━━ Provided entries

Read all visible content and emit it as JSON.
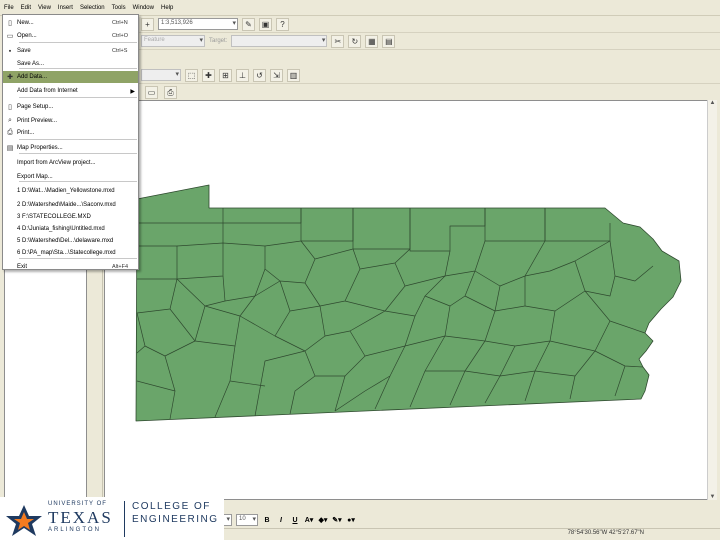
{
  "menubar": {
    "items": [
      "File",
      "Edit",
      "View",
      "Insert",
      "Selection",
      "Tools",
      "Window",
      "Help"
    ]
  },
  "toolbar1": {
    "scale_value": "1:3,513,926"
  },
  "toolbar2": {
    "layer_value": "Feature",
    "target_label": "Target:"
  },
  "file_menu": {
    "items": [
      {
        "label": "New...",
        "shortcut": "Ctrl+N",
        "icon": "new-document-icon"
      },
      {
        "label": "Open...",
        "shortcut": "Ctrl+O",
        "icon": "open-folder-icon"
      },
      {
        "label": "Save",
        "shortcut": "Ctrl+S",
        "icon": "save-icon"
      },
      {
        "label": "Save As...",
        "shortcut": "",
        "icon": ""
      },
      {
        "label": "Add Data...",
        "shortcut": "",
        "icon": "add-data-icon",
        "highlighted": true
      },
      {
        "label": "Add Data from Internet",
        "shortcut": "",
        "icon": "",
        "submenu": true
      },
      {
        "label": "Page Setup...",
        "shortcut": "",
        "icon": "page-setup-icon"
      },
      {
        "label": "Print Preview...",
        "shortcut": "",
        "icon": "print-preview-icon"
      },
      {
        "label": "Print...",
        "shortcut": "",
        "icon": "print-icon"
      },
      {
        "label": "Map Properties...",
        "shortcut": "",
        "icon": "map-properties-icon"
      },
      {
        "label": "Import from ArcView project...",
        "shortcut": "",
        "icon": ""
      },
      {
        "label": "Export Map...",
        "shortcut": "",
        "icon": ""
      },
      {
        "label": "1 D:\\Wat...\\Madien_Yellowstone.mxd",
        "shortcut": "",
        "icon": ""
      },
      {
        "label": "2 D:\\Watershed\\Maide...\\Saconv.mxd",
        "shortcut": "",
        "icon": ""
      },
      {
        "label": "3 F:\\STATECOLLEGE.MXD",
        "shortcut": "",
        "icon": ""
      },
      {
        "label": "4 D:\\Juniata_fishing\\Untitled.mxd",
        "shortcut": "",
        "icon": ""
      },
      {
        "label": "5 D:\\Watershed\\Del...\\delaware.mxd",
        "shortcut": "",
        "icon": ""
      },
      {
        "label": "6 D:\\PA_map\\Sta...\\Statecollege.mxd",
        "shortcut": "",
        "icon": ""
      },
      {
        "label": "Exit",
        "shortcut": "Alt+F4",
        "icon": ""
      }
    ]
  },
  "drawing_toolbar": {
    "font_size": "10",
    "bold": "B",
    "italic": "I",
    "underline": "U"
  },
  "status": {
    "coordinates": "78°54'30.56\"W  42°5'27.67\"N"
  },
  "logo": {
    "university_of": "UNIVERSITY OF",
    "texas": "TEXAS",
    "arlington": "ARLINGTON",
    "college_of": "COLLEGE OF",
    "engineering": "ENGINEERING"
  },
  "colors": {
    "map_fill": "#6aa56a",
    "map_border": "#2f4a2f",
    "menu_highlight": "#8fa366"
  }
}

━━━━

Set down the complete material exactly, but do not include the images.

◆ Response to the task:
Read all visible content and emit it as JSON.
{
  "menubar": {
    "items": [
      "File",
      "Edit",
      "View",
      "Insert",
      "Selection",
      "Tools",
      "Window",
      "Help"
    ]
  },
  "toolbar1": {
    "scale_value": "1:3,513,926"
  },
  "toolbar2": {
    "layer_value": "Feature",
    "target_label": "Target:"
  },
  "file_menu": {
    "items": [
      {
        "label": "New...",
        "shortcut": "Ctrl+N",
        "icon": "new-document-icon"
      },
      {
        "label": "Open...",
        "shortcut": "Ctrl+O",
        "icon": "open-folder-icon"
      },
      {
        "label": "Save",
        "shortcut": "Ctrl+S",
        "icon": "save-icon"
      },
      {
        "label": "Save As...",
        "shortcut": "",
        "icon": ""
      },
      {
        "label": "Add Data...",
        "shortcut": "",
        "icon": "add-data-icon",
        "highlighted": true
      },
      {
        "label": "Add Data from Internet",
        "shortcut": "",
        "icon": "",
        "submenu": true
      },
      {
        "label": "Page Setup...",
        "shortcut": "",
        "icon": "page-setup-icon"
      },
      {
        "label": "Print Preview...",
        "shortcut": "",
        "icon": "print-preview-icon"
      },
      {
        "label": "Print...",
        "shortcut": "",
        "icon": "print-icon"
      },
      {
        "label": "Map Properties...",
        "shortcut": "",
        "icon": "map-properties-icon"
      },
      {
        "label": "Import from ArcView project...",
        "shortcut": "",
        "icon": ""
      },
      {
        "label": "Export Map...",
        "shortcut": "",
        "icon": ""
      },
      {
        "label": "1 D:\\Wat...\\Madien_Yellowstone.mxd",
        "shortcut": "",
        "icon": ""
      },
      {
        "label": "2 D:\\Watershed\\Maide...\\Saconv.mxd",
        "shortcut": "",
        "icon": ""
      },
      {
        "label": "3 F:\\STATECOLLEGE.MXD",
        "shortcut": "",
        "icon": ""
      },
      {
        "label": "4 D:\\Juniata_fishing\\Untitled.mxd",
        "shortcut": "",
        "icon": ""
      },
      {
        "label": "5 D:\\Watershed\\Del...\\delaware.mxd",
        "shortcut": "",
        "icon": ""
      },
      {
        "label": "6 D:\\PA_map\\Sta...\\Statecollege.mxd",
        "shortcut": "",
        "icon": ""
      },
      {
        "label": "Exit",
        "shortcut": "Alt+F4",
        "icon": ""
      }
    ]
  },
  "drawing_toolbar": {
    "font_size": "10",
    "bold": "B",
    "italic": "I",
    "underline": "U"
  },
  "status": {
    "coordinates": "78°54'30.56\"W  42°5'27.67\"N"
  },
  "logo": {
    "university_of": "UNIVERSITY OF",
    "texas": "TEXAS",
    "arlington": "ARLINGTON",
    "college_of": "COLLEGE OF",
    "engineering": "ENGINEERING"
  },
  "colors": {
    "map_fill": "#6aa56a",
    "map_border": "#2f4a2f",
    "menu_highlight": "#8fa366"
  }
}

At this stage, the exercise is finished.